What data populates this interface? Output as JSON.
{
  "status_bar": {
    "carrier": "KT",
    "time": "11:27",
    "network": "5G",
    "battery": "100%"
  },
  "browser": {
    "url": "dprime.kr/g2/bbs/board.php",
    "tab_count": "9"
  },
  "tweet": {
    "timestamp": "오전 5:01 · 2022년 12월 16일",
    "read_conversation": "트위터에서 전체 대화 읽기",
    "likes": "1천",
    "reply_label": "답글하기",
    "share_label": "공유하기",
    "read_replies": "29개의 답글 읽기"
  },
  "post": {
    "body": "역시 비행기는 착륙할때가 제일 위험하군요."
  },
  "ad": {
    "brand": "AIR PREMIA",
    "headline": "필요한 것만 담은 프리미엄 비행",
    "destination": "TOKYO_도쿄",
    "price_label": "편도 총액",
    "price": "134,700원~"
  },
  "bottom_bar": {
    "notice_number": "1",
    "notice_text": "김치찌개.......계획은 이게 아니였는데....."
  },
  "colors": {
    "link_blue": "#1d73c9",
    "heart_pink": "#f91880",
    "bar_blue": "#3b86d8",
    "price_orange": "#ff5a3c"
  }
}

───

-- Written instruction --
Restate the data above word for word, please.

-- Completed task --
What data populates this interface? Output as JSON.
{
  "status_bar": {
    "carrier": "KT",
    "time": "11:27",
    "network": "5G",
    "battery": "100%"
  },
  "browser": {
    "url": "dprime.kr/g2/bbs/board.php",
    "tab_count": "9"
  },
  "tweet": {
    "timestamp": "오전 5:01 · 2022년 12월 16일",
    "read_conversation": "트위터에서 전체 대화 읽기",
    "likes": "1천",
    "reply_label": "답글하기",
    "share_label": "공유하기",
    "read_replies": "29개의 답글 읽기"
  },
  "post": {
    "body": "역시 비행기는 착륙할때가 제일 위험하군요."
  },
  "ad": {
    "brand": "AIR PREMIA",
    "headline": "필요한 것만 담은 프리미엄 비행",
    "destination": "TOKYO_도쿄",
    "price_label": "편도 총액",
    "price": "134,700원~"
  },
  "bottom_bar": {
    "notice_number": "1",
    "notice_text": "김치찌개.......계획은 이게 아니였는데....."
  },
  "colors": {
    "link_blue": "#1d73c9",
    "heart_pink": "#f91880",
    "bar_blue": "#3b86d8",
    "price_orange": "#ff5a3c"
  }
}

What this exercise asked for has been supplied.